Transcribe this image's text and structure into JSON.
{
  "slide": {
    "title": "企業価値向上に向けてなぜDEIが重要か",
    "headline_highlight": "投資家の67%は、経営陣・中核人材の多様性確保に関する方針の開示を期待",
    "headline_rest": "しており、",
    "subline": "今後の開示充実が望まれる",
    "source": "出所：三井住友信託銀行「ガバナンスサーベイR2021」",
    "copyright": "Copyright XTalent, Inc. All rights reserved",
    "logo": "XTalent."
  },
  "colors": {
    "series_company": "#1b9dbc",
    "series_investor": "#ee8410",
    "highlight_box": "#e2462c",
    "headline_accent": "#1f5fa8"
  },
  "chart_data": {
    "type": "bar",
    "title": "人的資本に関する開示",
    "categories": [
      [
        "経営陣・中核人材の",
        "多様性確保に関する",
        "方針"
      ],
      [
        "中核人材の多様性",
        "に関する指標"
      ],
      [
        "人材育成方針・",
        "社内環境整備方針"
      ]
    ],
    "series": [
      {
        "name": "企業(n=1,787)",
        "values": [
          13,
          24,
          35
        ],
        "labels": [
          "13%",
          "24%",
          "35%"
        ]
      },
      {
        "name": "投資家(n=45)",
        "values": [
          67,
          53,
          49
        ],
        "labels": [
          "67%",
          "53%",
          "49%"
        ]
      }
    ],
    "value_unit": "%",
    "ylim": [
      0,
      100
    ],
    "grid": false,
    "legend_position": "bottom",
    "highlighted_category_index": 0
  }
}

_What the task asks_. Wherever the string "title" appears in the entries above, list that line.

_Written answer_.
    "title": "企業価値向上に向けてなぜDEIが重要か",
    "title": "人的資本に関する開示",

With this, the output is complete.